## Problem to solve
Give the number of lines that hold the string "Address". Nothing else is needed.

## Extracted data entries
....
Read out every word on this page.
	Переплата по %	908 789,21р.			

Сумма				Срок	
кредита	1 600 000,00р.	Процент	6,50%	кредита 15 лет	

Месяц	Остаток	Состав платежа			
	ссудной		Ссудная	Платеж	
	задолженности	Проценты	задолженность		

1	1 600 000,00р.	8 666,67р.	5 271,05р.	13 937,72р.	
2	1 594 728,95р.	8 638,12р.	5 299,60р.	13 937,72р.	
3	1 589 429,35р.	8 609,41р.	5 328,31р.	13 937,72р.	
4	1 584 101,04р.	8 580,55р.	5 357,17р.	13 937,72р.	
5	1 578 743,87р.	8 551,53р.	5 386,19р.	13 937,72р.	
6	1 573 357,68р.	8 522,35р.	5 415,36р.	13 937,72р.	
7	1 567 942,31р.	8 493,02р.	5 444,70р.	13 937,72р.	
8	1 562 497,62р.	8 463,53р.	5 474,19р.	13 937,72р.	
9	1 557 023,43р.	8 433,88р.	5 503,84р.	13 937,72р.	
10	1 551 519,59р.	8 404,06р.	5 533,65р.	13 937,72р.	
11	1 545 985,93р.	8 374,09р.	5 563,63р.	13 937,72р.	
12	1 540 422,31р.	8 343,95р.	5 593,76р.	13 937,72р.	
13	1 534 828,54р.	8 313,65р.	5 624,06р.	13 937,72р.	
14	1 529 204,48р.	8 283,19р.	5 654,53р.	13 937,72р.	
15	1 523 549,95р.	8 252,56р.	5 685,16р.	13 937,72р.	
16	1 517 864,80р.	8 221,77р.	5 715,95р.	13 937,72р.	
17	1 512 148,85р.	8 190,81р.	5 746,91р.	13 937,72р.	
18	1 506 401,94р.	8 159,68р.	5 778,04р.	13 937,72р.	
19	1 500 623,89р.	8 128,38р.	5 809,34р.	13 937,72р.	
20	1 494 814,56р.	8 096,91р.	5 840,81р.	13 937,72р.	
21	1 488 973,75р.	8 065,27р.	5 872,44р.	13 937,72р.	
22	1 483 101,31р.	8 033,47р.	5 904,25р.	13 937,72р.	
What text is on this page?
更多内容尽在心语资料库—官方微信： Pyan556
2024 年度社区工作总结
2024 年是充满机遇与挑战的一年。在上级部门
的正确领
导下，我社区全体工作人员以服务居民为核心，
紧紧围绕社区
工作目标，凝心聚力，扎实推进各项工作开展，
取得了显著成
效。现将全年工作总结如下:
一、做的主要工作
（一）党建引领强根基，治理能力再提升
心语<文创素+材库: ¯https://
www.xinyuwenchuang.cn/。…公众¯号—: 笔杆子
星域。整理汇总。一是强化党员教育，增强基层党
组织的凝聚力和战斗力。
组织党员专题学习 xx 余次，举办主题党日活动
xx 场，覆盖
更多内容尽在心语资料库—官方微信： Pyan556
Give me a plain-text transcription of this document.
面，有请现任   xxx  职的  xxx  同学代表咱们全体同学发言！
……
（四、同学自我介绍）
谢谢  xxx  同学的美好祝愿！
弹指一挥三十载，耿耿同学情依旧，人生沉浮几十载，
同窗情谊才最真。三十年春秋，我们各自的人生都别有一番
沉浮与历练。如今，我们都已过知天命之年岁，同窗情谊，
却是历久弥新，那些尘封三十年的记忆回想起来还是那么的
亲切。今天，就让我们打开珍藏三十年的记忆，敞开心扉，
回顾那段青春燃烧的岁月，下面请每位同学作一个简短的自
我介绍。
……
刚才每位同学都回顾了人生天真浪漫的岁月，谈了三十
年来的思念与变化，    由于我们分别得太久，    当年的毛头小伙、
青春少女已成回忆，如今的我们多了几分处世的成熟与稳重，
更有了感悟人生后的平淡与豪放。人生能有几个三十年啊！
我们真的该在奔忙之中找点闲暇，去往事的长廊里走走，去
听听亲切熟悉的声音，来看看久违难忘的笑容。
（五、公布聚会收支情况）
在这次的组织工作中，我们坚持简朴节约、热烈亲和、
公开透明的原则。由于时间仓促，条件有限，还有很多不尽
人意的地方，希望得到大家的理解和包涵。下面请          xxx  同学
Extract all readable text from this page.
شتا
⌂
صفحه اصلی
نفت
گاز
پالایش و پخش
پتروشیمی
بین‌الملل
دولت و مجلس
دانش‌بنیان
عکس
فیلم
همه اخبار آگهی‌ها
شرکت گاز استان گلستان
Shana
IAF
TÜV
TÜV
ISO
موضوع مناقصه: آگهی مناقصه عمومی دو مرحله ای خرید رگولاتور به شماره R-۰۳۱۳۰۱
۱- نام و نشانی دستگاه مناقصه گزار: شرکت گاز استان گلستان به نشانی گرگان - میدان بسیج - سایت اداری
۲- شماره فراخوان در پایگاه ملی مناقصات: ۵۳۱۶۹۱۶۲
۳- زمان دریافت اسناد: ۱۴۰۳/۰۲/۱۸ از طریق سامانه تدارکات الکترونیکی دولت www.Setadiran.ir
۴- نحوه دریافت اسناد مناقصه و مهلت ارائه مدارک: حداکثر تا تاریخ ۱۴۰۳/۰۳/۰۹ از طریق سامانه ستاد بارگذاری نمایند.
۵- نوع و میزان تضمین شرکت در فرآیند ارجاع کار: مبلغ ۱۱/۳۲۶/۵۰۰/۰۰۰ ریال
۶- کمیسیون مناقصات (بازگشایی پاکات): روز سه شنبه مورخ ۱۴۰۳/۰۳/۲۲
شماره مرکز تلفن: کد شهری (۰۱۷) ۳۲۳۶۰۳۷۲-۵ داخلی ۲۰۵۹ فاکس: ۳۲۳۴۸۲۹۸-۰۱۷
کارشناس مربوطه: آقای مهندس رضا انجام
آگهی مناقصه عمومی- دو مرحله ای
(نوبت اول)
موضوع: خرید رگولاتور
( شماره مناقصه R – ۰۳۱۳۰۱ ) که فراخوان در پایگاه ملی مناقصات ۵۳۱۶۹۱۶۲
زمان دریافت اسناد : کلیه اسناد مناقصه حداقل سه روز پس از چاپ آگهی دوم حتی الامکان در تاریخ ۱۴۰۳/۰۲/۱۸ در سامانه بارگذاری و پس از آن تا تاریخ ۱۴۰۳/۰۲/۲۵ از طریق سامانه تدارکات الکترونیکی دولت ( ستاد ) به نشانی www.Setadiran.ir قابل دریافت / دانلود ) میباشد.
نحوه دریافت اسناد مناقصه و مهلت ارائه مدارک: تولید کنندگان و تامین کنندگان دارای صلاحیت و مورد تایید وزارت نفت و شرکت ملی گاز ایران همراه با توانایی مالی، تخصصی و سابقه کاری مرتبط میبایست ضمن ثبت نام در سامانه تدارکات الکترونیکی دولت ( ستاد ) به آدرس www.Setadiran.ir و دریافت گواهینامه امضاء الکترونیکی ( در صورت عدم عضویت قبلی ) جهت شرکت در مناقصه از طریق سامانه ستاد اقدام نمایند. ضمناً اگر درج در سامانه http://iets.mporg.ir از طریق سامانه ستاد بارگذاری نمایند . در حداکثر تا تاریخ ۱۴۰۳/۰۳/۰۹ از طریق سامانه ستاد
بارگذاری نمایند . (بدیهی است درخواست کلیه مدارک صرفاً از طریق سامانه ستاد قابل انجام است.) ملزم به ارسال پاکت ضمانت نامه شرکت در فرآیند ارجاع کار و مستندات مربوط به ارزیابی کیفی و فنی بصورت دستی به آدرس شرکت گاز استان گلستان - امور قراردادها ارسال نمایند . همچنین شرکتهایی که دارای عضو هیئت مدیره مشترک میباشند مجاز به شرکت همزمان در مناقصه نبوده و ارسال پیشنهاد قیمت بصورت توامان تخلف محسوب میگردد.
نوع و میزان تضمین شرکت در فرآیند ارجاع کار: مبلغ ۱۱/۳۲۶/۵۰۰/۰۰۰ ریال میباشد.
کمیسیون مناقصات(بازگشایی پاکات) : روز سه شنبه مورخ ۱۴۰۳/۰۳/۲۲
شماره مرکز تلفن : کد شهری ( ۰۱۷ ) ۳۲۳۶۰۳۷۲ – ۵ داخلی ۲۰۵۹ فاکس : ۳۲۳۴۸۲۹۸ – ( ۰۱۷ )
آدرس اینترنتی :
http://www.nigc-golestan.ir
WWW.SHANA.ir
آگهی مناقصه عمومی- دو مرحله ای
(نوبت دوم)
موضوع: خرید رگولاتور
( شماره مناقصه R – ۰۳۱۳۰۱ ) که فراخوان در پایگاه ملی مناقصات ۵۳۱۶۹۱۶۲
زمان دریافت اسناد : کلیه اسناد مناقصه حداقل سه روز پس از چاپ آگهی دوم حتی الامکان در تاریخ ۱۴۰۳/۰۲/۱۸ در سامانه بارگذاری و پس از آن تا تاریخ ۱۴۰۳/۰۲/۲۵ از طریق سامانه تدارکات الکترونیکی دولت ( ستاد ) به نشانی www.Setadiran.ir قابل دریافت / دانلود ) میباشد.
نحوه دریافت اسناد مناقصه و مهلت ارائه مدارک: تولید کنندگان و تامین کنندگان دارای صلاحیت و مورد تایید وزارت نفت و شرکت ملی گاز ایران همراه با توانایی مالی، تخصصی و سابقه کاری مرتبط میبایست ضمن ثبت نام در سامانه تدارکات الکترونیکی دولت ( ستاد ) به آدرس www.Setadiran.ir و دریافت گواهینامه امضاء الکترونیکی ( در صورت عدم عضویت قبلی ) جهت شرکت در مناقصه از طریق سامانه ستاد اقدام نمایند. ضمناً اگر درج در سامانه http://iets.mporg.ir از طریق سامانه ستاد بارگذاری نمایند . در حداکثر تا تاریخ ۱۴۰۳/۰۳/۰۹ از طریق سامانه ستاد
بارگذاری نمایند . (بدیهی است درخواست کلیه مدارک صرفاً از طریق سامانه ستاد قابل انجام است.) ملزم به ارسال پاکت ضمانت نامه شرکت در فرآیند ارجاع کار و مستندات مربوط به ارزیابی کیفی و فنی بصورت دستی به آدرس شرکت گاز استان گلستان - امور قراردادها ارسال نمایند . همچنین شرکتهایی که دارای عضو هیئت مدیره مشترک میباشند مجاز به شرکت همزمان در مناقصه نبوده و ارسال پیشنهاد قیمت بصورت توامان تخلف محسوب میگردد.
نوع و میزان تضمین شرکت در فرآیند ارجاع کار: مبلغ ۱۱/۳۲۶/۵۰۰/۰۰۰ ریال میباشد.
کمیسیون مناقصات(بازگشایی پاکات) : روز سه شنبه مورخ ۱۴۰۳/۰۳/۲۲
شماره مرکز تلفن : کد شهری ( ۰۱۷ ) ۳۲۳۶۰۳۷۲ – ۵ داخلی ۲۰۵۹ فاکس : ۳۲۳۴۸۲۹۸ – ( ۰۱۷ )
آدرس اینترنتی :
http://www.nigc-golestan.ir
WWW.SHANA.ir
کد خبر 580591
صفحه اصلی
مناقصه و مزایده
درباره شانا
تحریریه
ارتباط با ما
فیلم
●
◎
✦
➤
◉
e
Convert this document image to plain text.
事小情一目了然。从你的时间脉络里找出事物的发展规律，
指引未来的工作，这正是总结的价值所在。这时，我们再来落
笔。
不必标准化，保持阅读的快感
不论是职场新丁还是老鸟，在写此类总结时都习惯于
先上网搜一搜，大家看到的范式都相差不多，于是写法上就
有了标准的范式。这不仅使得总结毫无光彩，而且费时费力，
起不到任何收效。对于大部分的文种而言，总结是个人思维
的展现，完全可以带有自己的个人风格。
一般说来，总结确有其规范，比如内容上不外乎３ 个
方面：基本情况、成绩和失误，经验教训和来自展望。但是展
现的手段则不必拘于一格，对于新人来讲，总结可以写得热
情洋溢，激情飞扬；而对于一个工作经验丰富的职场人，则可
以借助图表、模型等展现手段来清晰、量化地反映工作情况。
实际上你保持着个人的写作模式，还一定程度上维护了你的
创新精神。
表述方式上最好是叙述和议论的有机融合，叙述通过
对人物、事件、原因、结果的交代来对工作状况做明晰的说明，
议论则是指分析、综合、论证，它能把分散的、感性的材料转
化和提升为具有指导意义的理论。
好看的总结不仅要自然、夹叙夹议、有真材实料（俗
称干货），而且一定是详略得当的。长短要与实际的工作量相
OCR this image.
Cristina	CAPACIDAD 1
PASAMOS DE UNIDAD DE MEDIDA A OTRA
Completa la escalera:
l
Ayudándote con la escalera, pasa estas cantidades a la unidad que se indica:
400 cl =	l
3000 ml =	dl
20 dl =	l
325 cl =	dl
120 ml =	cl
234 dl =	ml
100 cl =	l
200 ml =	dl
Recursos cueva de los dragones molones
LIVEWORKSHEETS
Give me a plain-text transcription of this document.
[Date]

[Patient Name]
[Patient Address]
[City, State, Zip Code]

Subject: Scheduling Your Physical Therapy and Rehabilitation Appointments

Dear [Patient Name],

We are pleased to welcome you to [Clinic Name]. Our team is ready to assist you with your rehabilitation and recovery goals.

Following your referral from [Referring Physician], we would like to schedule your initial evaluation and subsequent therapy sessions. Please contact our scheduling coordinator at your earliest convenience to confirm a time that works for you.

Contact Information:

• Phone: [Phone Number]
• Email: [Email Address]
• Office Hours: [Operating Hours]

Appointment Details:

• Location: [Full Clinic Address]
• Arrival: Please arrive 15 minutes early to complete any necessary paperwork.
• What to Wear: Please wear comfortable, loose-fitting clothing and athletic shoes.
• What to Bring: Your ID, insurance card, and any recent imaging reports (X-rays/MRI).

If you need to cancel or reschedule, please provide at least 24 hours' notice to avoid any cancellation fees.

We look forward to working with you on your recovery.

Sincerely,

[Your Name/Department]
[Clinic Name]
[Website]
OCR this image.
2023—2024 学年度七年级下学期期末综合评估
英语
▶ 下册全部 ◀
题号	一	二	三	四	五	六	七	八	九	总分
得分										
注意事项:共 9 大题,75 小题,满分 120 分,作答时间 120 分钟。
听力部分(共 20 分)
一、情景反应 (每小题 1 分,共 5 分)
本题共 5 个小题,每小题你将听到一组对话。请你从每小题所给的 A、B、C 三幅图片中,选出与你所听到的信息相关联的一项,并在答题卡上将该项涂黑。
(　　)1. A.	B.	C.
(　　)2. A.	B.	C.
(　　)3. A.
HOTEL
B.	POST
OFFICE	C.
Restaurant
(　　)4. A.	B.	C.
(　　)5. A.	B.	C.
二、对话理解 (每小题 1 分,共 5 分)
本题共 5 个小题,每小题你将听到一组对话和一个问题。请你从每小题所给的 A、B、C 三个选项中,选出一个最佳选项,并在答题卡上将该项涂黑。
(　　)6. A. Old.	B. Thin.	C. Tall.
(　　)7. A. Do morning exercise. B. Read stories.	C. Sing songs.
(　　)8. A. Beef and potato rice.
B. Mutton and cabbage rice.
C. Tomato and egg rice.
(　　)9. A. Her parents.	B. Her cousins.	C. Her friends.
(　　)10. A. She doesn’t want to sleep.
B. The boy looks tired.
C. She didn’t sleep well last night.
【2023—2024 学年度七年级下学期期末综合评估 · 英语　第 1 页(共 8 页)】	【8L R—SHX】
....
## Result of this task
3